* **Aim**
Extract the data exactly, missing nothing.

___ Data lines

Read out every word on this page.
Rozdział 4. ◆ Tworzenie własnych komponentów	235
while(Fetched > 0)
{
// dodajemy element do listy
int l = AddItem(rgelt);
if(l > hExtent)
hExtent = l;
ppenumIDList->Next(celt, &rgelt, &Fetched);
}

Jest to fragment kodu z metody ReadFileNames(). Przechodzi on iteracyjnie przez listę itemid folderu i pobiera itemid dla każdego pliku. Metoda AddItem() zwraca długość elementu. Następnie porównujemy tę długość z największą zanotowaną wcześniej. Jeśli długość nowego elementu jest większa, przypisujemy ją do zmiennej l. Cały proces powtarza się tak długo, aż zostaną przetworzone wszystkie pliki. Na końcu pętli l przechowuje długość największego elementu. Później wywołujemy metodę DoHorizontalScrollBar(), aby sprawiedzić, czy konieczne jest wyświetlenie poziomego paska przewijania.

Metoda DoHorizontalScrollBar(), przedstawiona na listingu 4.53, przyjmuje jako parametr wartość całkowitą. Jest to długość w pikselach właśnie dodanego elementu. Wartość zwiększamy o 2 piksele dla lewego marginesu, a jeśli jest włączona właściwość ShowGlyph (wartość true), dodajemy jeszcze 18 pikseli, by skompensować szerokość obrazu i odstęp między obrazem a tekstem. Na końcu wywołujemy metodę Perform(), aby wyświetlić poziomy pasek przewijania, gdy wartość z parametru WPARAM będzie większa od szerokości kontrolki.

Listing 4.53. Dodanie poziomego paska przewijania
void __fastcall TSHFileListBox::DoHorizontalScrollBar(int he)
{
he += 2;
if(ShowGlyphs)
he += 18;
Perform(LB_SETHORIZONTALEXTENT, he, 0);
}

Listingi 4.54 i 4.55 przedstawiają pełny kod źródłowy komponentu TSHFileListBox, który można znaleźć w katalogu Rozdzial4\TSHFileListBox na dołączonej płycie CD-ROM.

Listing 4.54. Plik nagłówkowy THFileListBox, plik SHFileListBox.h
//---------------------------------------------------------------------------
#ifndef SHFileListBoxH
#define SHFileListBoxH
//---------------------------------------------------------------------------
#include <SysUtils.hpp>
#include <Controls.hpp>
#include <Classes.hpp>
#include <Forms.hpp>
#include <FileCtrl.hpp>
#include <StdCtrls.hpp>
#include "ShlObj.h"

______

* **Finished exercise**
Read out every word on this page.
Rozdział 4. ◆ Tworzenie własnych komponentów	235
while(Fetched > 0)
{
// dodajemy element do listy
int l = AddItem(rgelt);
if(l > hExtent)
hExtent = l;
ppenumIDList->Next(celt, &rgelt, &Fetched);
}

Jest to fragment kodu z metody ReadFileNames(). Przechodzi on iteracyjnie przez listę itemid folderu i pobiera itemid dla każdego pliku. Metoda AddItem() zwraca długość elementu. Następnie porównujemy tę długość z największą zanotowaną wcześniej. Jeśli długość nowego elementu jest większa, przypisujemy ją do zmiennej l. Cały proces powtarza się tak długo, aż zostaną przetworzone wszystkie pliki. Na końcu pętli l przechowuje długość największego elementu. Później wywołujemy metodę DoHorizontalScrollBar(), aby sprawiedzić, czy konieczne jest wyświetlenie poziomego paska przewijania.

Metoda DoHorizontalScrollBar(), przedstawiona na listingu 4.53, przyjmuje jako parametr wartość całkowitą. Jest to długość w pikselach właśnie dodanego elementu. Wartość zwiększamy o 2 piksele dla lewego marginesu, a jeśli jest włączona właściwość ShowGlyph (wartość true), dodajemy jeszcze 18 pikseli, by skompensować szerokość obrazu i odstęp między obrazem a tekstem. Na końcu wywołujemy metodę Perform(), aby wyświetlić poziomy pasek przewijania, gdy wartość z parametru WPARAM będzie większa od szerokości kontrolki.

Listing 4.53. Dodanie poziomego paska przewijania
void __fastcall TSHFileListBox::DoHorizontalScrollBar(int he)
{
he += 2;
if(ShowGlyphs)
he += 18;
Perform(LB_SETHORIZONTALEXTENT, he, 0);
}

Listingi 4.54 i 4.55 przedstawiają pełny kod źródłowy komponentu TSHFileListBox, który można znaleźć w katalogu Rozdzial4\TSHFileListBox na dołączonej płycie CD-ROM.

Listing 4.54. Plik nagłówkowy THFileListBox, plik SHFileListBox.h
//---------------------------------------------------------------------------
#ifndef SHFileListBoxH
#define SHFileListBoxH
//---------------------------------------------------------------------------
#include <SysUtils.hpp>
#include <Controls.hpp>
#include <Classes.hpp>
#include <Forms.hpp>
#include <FileCtrl.hpp>
#include <StdCtrls.hpp>
#include "ShlObj.h"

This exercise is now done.